SHORT EXERCISE — Exactly as written, print each record in the listing.

AVAILABLE RECORDS —

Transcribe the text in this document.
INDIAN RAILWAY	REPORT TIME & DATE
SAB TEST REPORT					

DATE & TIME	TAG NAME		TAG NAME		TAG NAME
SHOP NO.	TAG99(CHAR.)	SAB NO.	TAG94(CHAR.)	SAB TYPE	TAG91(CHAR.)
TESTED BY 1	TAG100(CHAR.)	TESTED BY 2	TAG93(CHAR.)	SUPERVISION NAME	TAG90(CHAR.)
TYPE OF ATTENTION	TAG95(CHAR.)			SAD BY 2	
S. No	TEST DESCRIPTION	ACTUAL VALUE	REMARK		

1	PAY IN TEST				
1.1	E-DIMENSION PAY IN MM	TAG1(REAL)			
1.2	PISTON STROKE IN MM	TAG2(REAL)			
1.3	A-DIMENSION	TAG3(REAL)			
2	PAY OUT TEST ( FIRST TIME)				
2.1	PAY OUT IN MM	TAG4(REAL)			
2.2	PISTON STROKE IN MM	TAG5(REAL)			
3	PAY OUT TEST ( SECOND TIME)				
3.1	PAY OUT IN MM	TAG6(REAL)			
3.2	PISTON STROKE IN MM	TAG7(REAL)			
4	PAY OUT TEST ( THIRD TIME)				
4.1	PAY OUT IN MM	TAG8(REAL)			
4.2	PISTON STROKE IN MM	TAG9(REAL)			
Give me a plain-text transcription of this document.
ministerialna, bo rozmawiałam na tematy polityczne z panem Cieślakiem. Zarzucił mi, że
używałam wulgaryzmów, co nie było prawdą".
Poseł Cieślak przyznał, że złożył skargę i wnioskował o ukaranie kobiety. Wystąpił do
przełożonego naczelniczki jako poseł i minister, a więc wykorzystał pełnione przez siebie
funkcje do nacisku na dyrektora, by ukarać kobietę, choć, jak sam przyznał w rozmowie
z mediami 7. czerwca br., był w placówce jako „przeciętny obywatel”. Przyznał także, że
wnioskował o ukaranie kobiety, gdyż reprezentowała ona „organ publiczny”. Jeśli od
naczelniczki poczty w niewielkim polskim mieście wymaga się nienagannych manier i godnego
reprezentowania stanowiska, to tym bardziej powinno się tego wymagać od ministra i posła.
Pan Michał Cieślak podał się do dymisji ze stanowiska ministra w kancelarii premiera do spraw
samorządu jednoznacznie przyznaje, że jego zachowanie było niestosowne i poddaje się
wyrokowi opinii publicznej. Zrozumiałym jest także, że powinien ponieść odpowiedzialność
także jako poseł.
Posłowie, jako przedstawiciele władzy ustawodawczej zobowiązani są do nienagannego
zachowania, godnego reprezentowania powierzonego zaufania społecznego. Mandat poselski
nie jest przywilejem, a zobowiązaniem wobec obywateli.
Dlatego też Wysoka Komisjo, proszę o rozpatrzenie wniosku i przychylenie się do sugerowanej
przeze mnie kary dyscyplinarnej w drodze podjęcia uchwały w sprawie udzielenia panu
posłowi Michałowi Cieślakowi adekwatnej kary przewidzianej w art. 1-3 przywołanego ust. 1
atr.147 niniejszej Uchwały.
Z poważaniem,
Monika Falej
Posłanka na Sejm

SOLUTION FOR THIS TASK —
Transcribe the text in this document.
INDIAN RAILWAY	REPORT TIME & DATE
SAB TEST REPORT					

DATE & TIME	TAG NAME		TAG NAME		TAG NAME
SHOP NO.	TAG99(CHAR.)	SAB NO.	TAG94(CHAR.)	SAB TYPE	TAG91(CHAR.)
TESTED BY 1	TAG100(CHAR.)	TESTED BY 2	TAG93(CHAR.)	SUPERVISION NAME	TAG90(CHAR.)
TYPE OF ATTENTION	TAG95(CHAR.)			SAD BY 2	
S. No	TEST DESCRIPTION	ACTUAL VALUE	REMARK		

1	PAY IN TEST				
1.1	E-DIMENSION PAY IN MM	TAG1(REAL)			
1.2	PISTON STROKE IN MM	TAG2(REAL)			
1.3	A-DIMENSION	TAG3(REAL)			
2	PAY OUT TEST ( FIRST TIME)				
2.1	PAY OUT IN MM	TAG4(REAL)			
2.2	PISTON STROKE IN MM	TAG5(REAL)			
3	PAY OUT TEST ( SECOND TIME)				
3.1	PAY OUT IN MM	TAG6(REAL)			
3.2	PISTON STROKE IN MM	TAG7(REAL)			
4	PAY OUT TEST ( THIRD TIME)				
4.1	PAY OUT IN MM	TAG8(REAL)			
4.2	PISTON STROKE IN MM	TAG9(REAL)			
Give me a plain-text transcription of this document.
ministerialna, bo rozmawiałam na tematy polityczne z panem Cieślakiem. Zarzucił mi, że
używałam wulgaryzmów, co nie było prawdą".
Poseł Cieślak przyznał, że złożył skargę i wnioskował o ukaranie kobiety. Wystąpił do
przełożonego naczelniczki jako poseł i minister, a więc wykorzystał pełnione przez siebie
funkcje do nacisku na dyrektora, by ukarać kobietę, choć, jak sam przyznał w rozmowie
z mediami 7. czerwca br., był w placówce jako „przeciętny obywatel”. Przyznał także, że
wnioskował o ukaranie kobiety, gdyż reprezentowała ona „organ publiczny”. Jeśli od
naczelniczki poczty w niewielkim polskim mieście wymaga się nienagannych manier i godnego
reprezentowania stanowiska, to tym bardziej powinno się tego wymagać od ministra i posła.
Pan Michał Cieślak podał się do dymisji ze stanowiska ministra w kancelarii premiera do spraw
samorządu jednoznacznie przyznaje, że jego zachowanie było niestosowne i poddaje się
wyrokowi opinii publicznej. Zrozumiałym jest także, że powinien ponieść odpowiedzialność
także jako poseł.
Posłowie, jako przedstawiciele władzy ustawodawczej zobowiązani są do nienagannego
zachowania, godnego reprezentowania powierzonego zaufania społecznego. Mandat poselski
nie jest przywilejem, a zobowiązaniem wobec obywateli.
Dlatego też Wysoka Komisjo, proszę o rozpatrzenie wniosku i przychylenie się do sugerowanej
przeze mnie kary dyscyplinarnej w drodze podjęcia uchwały w sprawie udzielenia panu
posłowi Michałowi Cieślakowi adekwatnej kary przewidzianej w art. 1-3 przywołanego ust. 1
atr.147 niniejszej Uchwały.
Z poważaniem,
Monika Falej
Posłanka na Sejm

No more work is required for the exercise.